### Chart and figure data
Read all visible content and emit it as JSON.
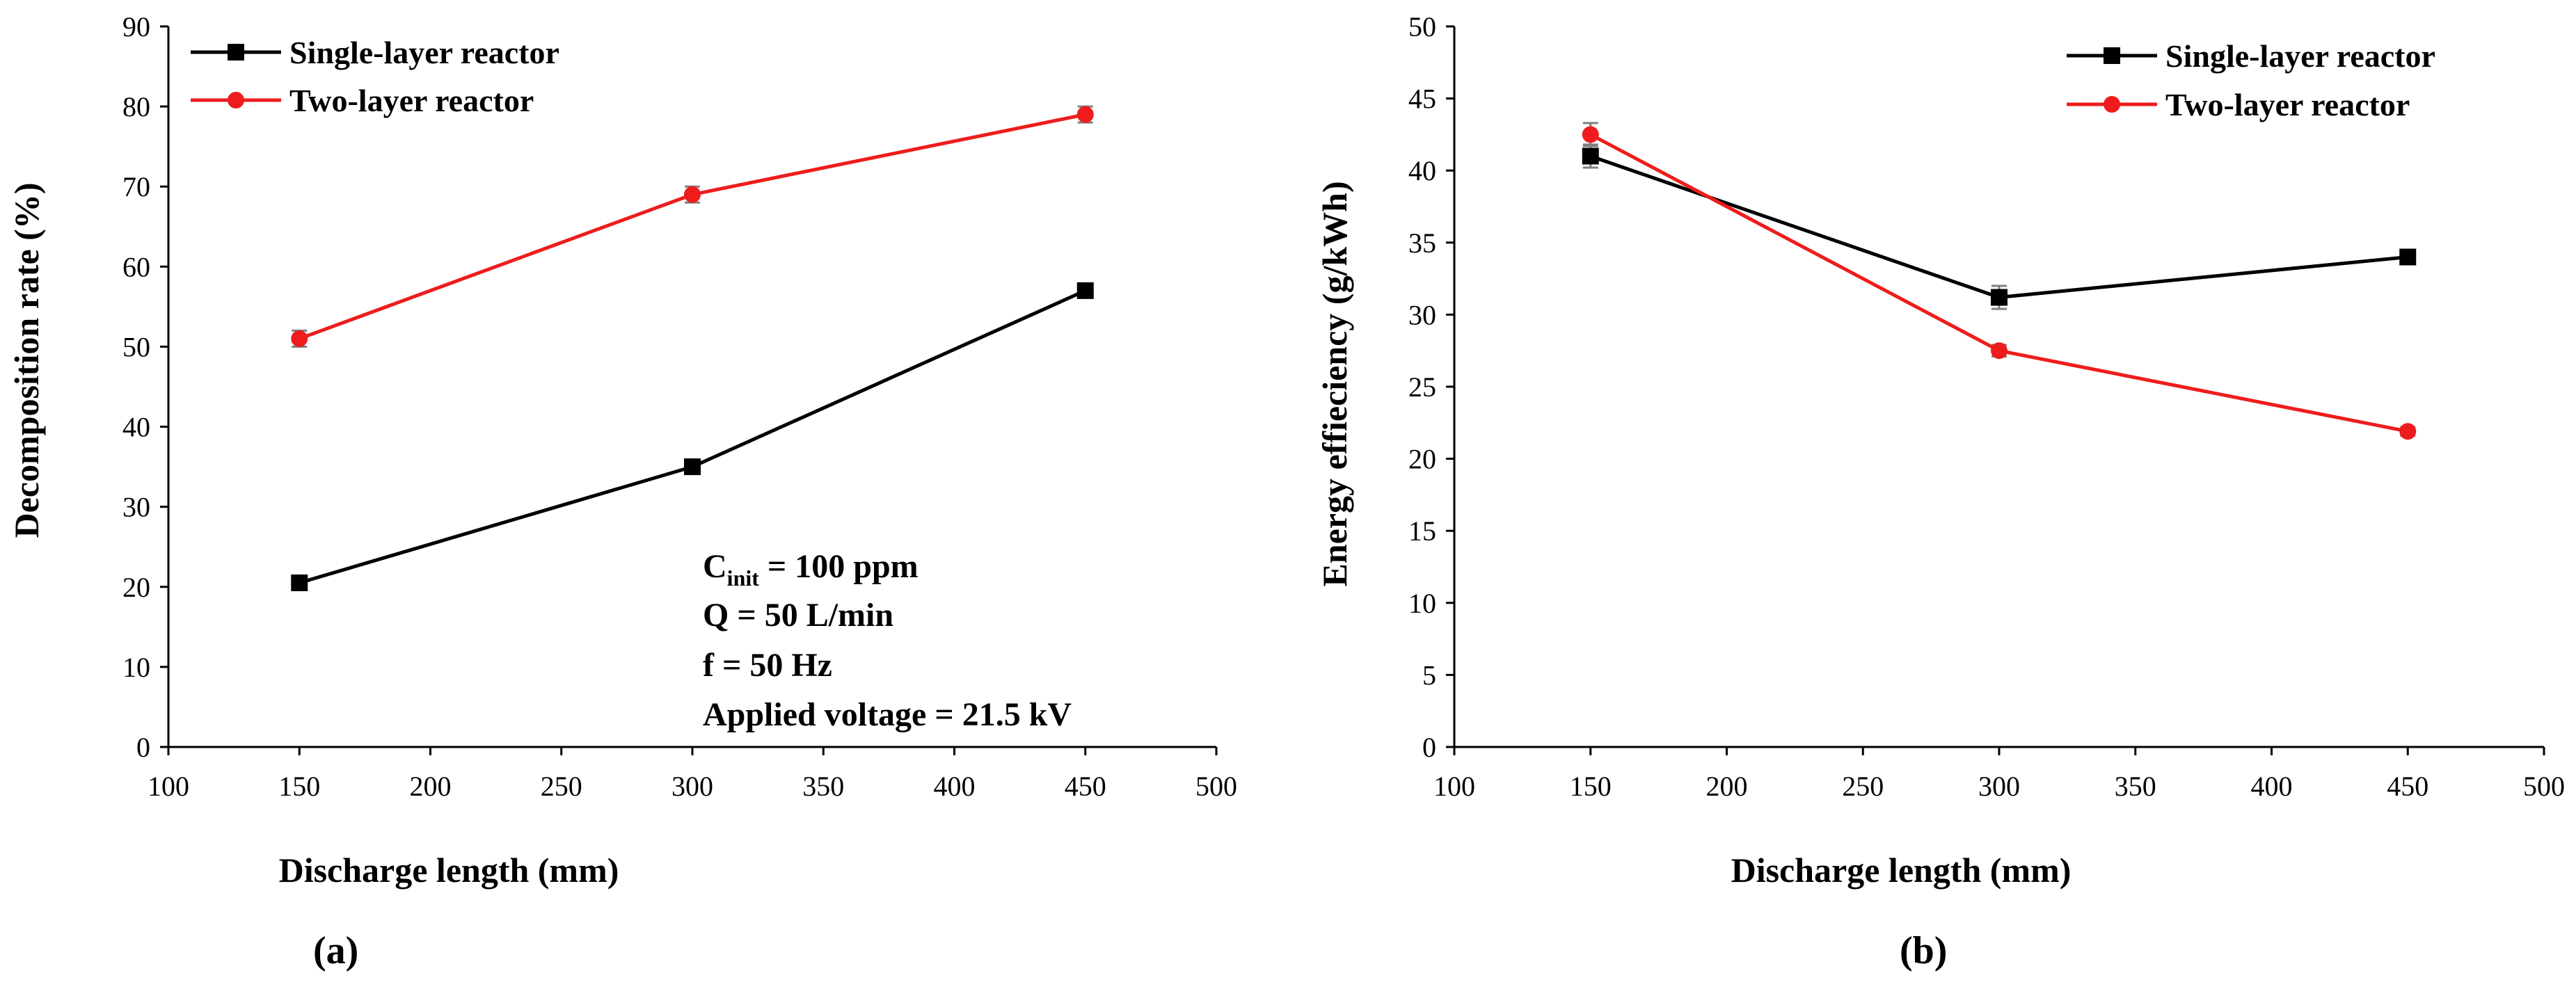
{
  "chart_data": [
    {
      "type": "line",
      "panel_label": "(a)",
      "xlabel": "Discharge length (mm)",
      "ylabel": "Decomposition rate (%)",
      "xlim": [
        100,
        500
      ],
      "ylim": [
        0,
        90
      ],
      "xticks": [
        100,
        150,
        200,
        250,
        300,
        350,
        400,
        450,
        500
      ],
      "yticks": [
        0,
        10,
        20,
        30,
        40,
        50,
        60,
        70,
        80,
        90
      ],
      "grid": false,
      "legend_position": "top-left",
      "x": [
        150,
        300,
        450
      ],
      "series": [
        {
          "name": "Single-layer reactor",
          "color": "#000000",
          "marker": "square",
          "values": [
            20.5,
            35,
            57
          ],
          "errors": [
            0.6,
            0.6,
            0.7
          ]
        },
        {
          "name": "Two-layer reactor",
          "color": "#ee1c1c",
          "marker": "circle",
          "values": [
            51,
            69,
            79
          ],
          "errors": [
            1.0,
            1.0,
            1.0
          ]
        }
      ],
      "annotations": {
        "cinit_main": "C",
        "cinit_sub": "init",
        "cinit_rest": " = 100 ppm",
        "flow": "Q = 50 L/min",
        "freq": "f = 50 Hz",
        "voltage": "Applied  voltage = 21.5 kV"
      }
    },
    {
      "type": "line",
      "panel_label": "(b)",
      "xlabel": "Discharge length (mm)",
      "ylabel": "Energy effieciency (g/kWh)",
      "xlim": [
        100,
        500
      ],
      "ylim": [
        0,
        50
      ],
      "xticks": [
        100,
        150,
        200,
        250,
        300,
        350,
        400,
        450,
        500
      ],
      "yticks": [
        0,
        5,
        10,
        15,
        20,
        25,
        30,
        35,
        40,
        45,
        50
      ],
      "grid": false,
      "legend_position": "top-right",
      "x": [
        150,
        300,
        450
      ],
      "series": [
        {
          "name": "Single-layer reactor",
          "color": "#000000",
          "marker": "square",
          "values": [
            41,
            31.2,
            34
          ],
          "errors": [
            0.8,
            0.8,
            0.5
          ]
        },
        {
          "name": "Two-layer reactor",
          "color": "#ee1c1c",
          "marker": "circle",
          "values": [
            42.5,
            27.5,
            21.9
          ],
          "errors": [
            0.8,
            0.4,
            0.3
          ]
        }
      ]
    }
  ]
}
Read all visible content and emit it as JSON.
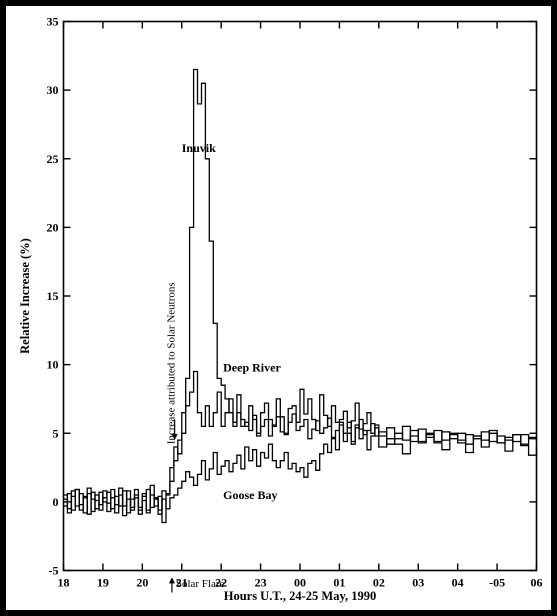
{
  "chart_data": {
    "type": "line",
    "title": "",
    "xlabel": "Hours U.T.,  24-25 May, 1990",
    "ylabel": "Relative Increase (%)",
    "xlim": [
      18,
      30
    ],
    "ylim": [
      -5,
      35
    ],
    "x_ticks": [
      18,
      19,
      20,
      21,
      22,
      23,
      24,
      25,
      26,
      27,
      28,
      29,
      30
    ],
    "x_tick_labels": [
      "18",
      "19",
      "20",
      "21",
      "22",
      "23",
      "00",
      "01",
      "02",
      "03",
      "04",
      "-05",
      "06"
    ],
    "y_ticks": [
      -5,
      0,
      5,
      10,
      15,
      20,
      25,
      30,
      35
    ],
    "y_tick_labels": [
      "-5",
      "0",
      "5",
      "10",
      "15",
      "20",
      "25",
      "30",
      "35"
    ],
    "grid": false,
    "step": true,
    "series": [
      {
        "name": "Inuvik",
        "x": [
          18.0,
          18.1,
          18.2,
          18.3,
          18.4,
          18.5,
          18.6,
          18.7,
          18.8,
          18.9,
          19.0,
          19.1,
          19.2,
          19.3,
          19.4,
          19.5,
          19.6,
          19.7,
          19.8,
          19.9,
          20.0,
          20.1,
          20.2,
          20.3,
          20.4,
          20.5,
          20.6,
          20.7,
          20.8,
          20.9,
          21.0,
          21.1,
          21.2,
          21.3,
          21.4,
          21.5,
          21.6,
          21.7,
          21.8,
          21.9,
          22.0,
          22.1,
          22.2,
          22.3,
          22.4,
          22.5,
          22.6,
          22.7,
          22.8,
          22.9,
          23.0,
          23.1,
          23.2,
          23.3,
          23.4,
          23.5,
          23.6,
          23.7,
          23.8,
          23.9,
          24.0,
          24.1,
          24.2,
          24.3,
          24.4,
          24.5,
          24.6,
          24.7,
          24.8,
          24.9,
          25.0,
          25.1,
          25.2,
          25.3,
          25.4,
          25.5,
          25.6,
          25.7,
          25.8,
          25.9,
          26.0,
          26.2,
          26.4,
          26.6,
          26.8,
          27.0,
          27.2,
          27.4,
          27.6,
          27.8,
          28.0,
          28.2,
          28.4,
          28.6,
          28.8,
          29.0,
          29.2,
          29.4,
          29.6,
          29.8,
          30.0
        ],
        "y": [
          0.5,
          -0.5,
          0.8,
          -0.3,
          0.6,
          -0.8,
          1.0,
          0.2,
          -0.5,
          0.7,
          0.0,
          -0.7,
          0.9,
          -0.2,
          0.5,
          -1.0,
          0.8,
          -0.4,
          0.3,
          -0.9,
          0.6,
          -0.6,
          1.2,
          -0.3,
          0.4,
          -1.5,
          0.6,
          1.5,
          3.0,
          4.5,
          5.0,
          9.0,
          20.0,
          31.5,
          29.0,
          30.5,
          25.0,
          19.0,
          13.0,
          9.0,
          8.5,
          7.5,
          6.5,
          5.8,
          6.5,
          5.5,
          5.8,
          5.2,
          6.3,
          5.0,
          5.5,
          6.0,
          4.8,
          5.6,
          6.2,
          5.1,
          4.9,
          5.8,
          6.4,
          5.2,
          5.5,
          6.0,
          4.6,
          5.3,
          5.9,
          5.0,
          5.4,
          6.1,
          4.7,
          5.2,
          5.6,
          5.0,
          5.8,
          4.4,
          5.4,
          6.0,
          4.9,
          5.2,
          5.7,
          4.8,
          5.1,
          4.2,
          5.0,
          4.5,
          5.2,
          4.3,
          4.9,
          4.4,
          5.1,
          4.6,
          5.0,
          4.2,
          4.8,
          4.5,
          5.0,
          4.3,
          4.7,
          4.4,
          4.9,
          4.6,
          4.5
        ]
      },
      {
        "name": "Deep River",
        "x": [
          18.0,
          18.1,
          18.2,
          18.3,
          18.4,
          18.5,
          18.6,
          18.7,
          18.8,
          18.9,
          19.0,
          19.1,
          19.2,
          19.3,
          19.4,
          19.5,
          19.6,
          19.7,
          19.8,
          19.9,
          20.0,
          20.1,
          20.2,
          20.3,
          20.4,
          20.5,
          20.6,
          20.7,
          20.8,
          20.9,
          21.0,
          21.1,
          21.2,
          21.3,
          21.4,
          21.5,
          21.6,
          21.7,
          21.8,
          21.9,
          22.0,
          22.1,
          22.2,
          22.3,
          22.4,
          22.5,
          22.6,
          22.7,
          22.8,
          22.9,
          23.0,
          23.1,
          23.2,
          23.3,
          23.4,
          23.5,
          23.6,
          23.7,
          23.8,
          23.9,
          24.0,
          24.1,
          24.2,
          24.3,
          24.4,
          24.5,
          24.6,
          24.7,
          24.8,
          24.9,
          25.0,
          25.1,
          25.2,
          25.3,
          25.4,
          25.5,
          25.6,
          25.7,
          25.8,
          25.9,
          26.0,
          26.2,
          26.4,
          26.6,
          26.8,
          27.0,
          27.2,
          27.4,
          27.6,
          27.8,
          28.0,
          28.2,
          28.4,
          28.6,
          28.8,
          29.0,
          29.2,
          29.4,
          29.6,
          29.8,
          30.0
        ],
        "y": [
          -0.3,
          0.6,
          -0.6,
          0.9,
          -0.2,
          0.4,
          -0.9,
          0.7,
          0.1,
          -0.6,
          0.8,
          -0.1,
          0.3,
          -0.8,
          1.0,
          -0.3,
          0.2,
          -0.6,
          0.9,
          -0.4,
          0.1,
          -0.8,
          0.5,
          0.2,
          -0.6,
          0.8,
          0.5,
          2.5,
          4.0,
          3.5,
          6.5,
          7.0,
          8.0,
          9.5,
          6.5,
          5.5,
          7.0,
          5.5,
          6.5,
          8.0,
          5.5,
          6.5,
          7.5,
          5.5,
          7.8,
          6.0,
          5.5,
          7.0,
          6.0,
          4.8,
          6.5,
          7.2,
          6.0,
          5.5,
          7.5,
          6.2,
          5.0,
          6.8,
          7.0,
          5.8,
          8.2,
          6.4,
          7.5,
          6.0,
          5.2,
          7.8,
          6.3,
          5.5,
          7.0,
          5.8,
          6.0,
          6.6,
          5.4,
          5.9,
          7.2,
          5.3,
          5.7,
          6.5,
          5.0,
          5.6,
          4.8,
          5.4,
          4.6,
          5.5,
          4.4,
          5.3,
          4.7,
          5.2,
          4.5,
          5.0,
          4.3,
          4.9,
          4.6,
          5.1,
          4.4,
          4.8,
          4.5,
          4.9,
          4.2,
          4.7,
          4.5
        ]
      },
      {
        "name": "Goose Bay",
        "x": [
          18.0,
          18.1,
          18.2,
          18.3,
          18.4,
          18.5,
          18.6,
          18.7,
          18.8,
          18.9,
          19.0,
          19.1,
          19.2,
          19.3,
          19.4,
          19.5,
          19.6,
          19.7,
          19.8,
          19.9,
          20.0,
          20.1,
          20.2,
          20.3,
          20.4,
          20.5,
          20.6,
          20.7,
          20.8,
          20.9,
          21.0,
          21.1,
          21.2,
          21.3,
          21.4,
          21.5,
          21.6,
          21.7,
          21.8,
          21.9,
          22.0,
          22.1,
          22.2,
          22.3,
          22.4,
          22.5,
          22.6,
          22.7,
          22.8,
          22.9,
          23.0,
          23.1,
          23.2,
          23.3,
          23.4,
          23.5,
          23.6,
          23.7,
          23.8,
          23.9,
          24.0,
          24.1,
          24.2,
          24.3,
          24.4,
          24.5,
          24.6,
          24.7,
          24.8,
          24.9,
          25.0,
          25.1,
          25.2,
          25.3,
          25.4,
          25.5,
          25.6,
          25.7,
          25.8,
          25.9,
          26.0,
          26.2,
          26.4,
          26.6,
          26.8,
          27.0,
          27.2,
          27.4,
          27.6,
          27.8,
          28.0,
          28.2,
          28.4,
          28.6,
          28.8,
          29.0,
          29.2,
          29.4,
          29.6,
          29.8,
          30.0
        ],
        "y": [
          0.2,
          -0.8,
          0.4,
          0.9,
          -0.6,
          0.3,
          0.6,
          -0.7,
          0.5,
          -0.2,
          0.3,
          0.7,
          -0.5,
          0.4,
          -0.3,
          0.8,
          -0.8,
          0.2,
          0.5,
          -0.6,
          0.4,
          0.9,
          -0.4,
          0.3,
          -0.9,
          0.2,
          -0.5,
          0.3,
          0.5,
          1.0,
          1.5,
          2.2,
          1.8,
          1.2,
          2.0,
          3.0,
          1.6,
          2.4,
          3.6,
          2.0,
          2.6,
          3.0,
          2.2,
          2.8,
          3.4,
          2.4,
          4.0,
          3.0,
          3.8,
          2.6,
          3.6,
          3.2,
          4.2,
          3.0,
          2.5,
          3.0,
          3.6,
          2.4,
          2.8,
          2.2,
          2.5,
          1.8,
          2.8,
          3.0,
          2.3,
          3.5,
          4.2,
          3.6,
          4.6,
          3.8,
          5.8,
          4.4,
          5.0,
          4.2,
          5.6,
          4.6,
          5.2,
          3.8,
          4.8,
          5.4,
          4.0,
          4.6,
          4.2,
          3.5,
          4.8,
          4.4,
          5.0,
          4.3,
          3.8,
          4.9,
          4.5,
          3.6,
          4.8,
          4.0,
          5.2,
          4.3,
          3.7,
          4.9,
          4.1,
          3.4,
          4.0
        ]
      }
    ],
    "annotations": [
      {
        "text": "Inuvik",
        "x": 21.0,
        "y": 25.5
      },
      {
        "text": "Deep River",
        "x": 22.05,
        "y": 9.5
      },
      {
        "text": "Goose Bay",
        "x": 22.05,
        "y": 0.2
      },
      {
        "text": "Increase attributed to Solar Neutrons",
        "x": 20.82,
        "y": 4.2
      },
      {
        "text": "Solar Flare",
        "x": 20.85,
        "y": -6.2
      }
    ],
    "flare_arrow": {
      "x": 20.75,
      "y_from": -6.6,
      "y_to": -5.5
    },
    "neutron_arrow": {
      "x": 20.82,
      "y_from": 6.0,
      "y_to": 4.5
    }
  }
}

### Task description
Copy each line of the entries that includes the word "name".

### Exercise solution
          "name": "Single-layer reactor",
          "name": "Two-layer reactor",
          "name": "Single-layer reactor",
          "name": "Two-layer reactor",
        "name": "Inuvik",
        "name": "Deep River",
        "name": "Goose Bay",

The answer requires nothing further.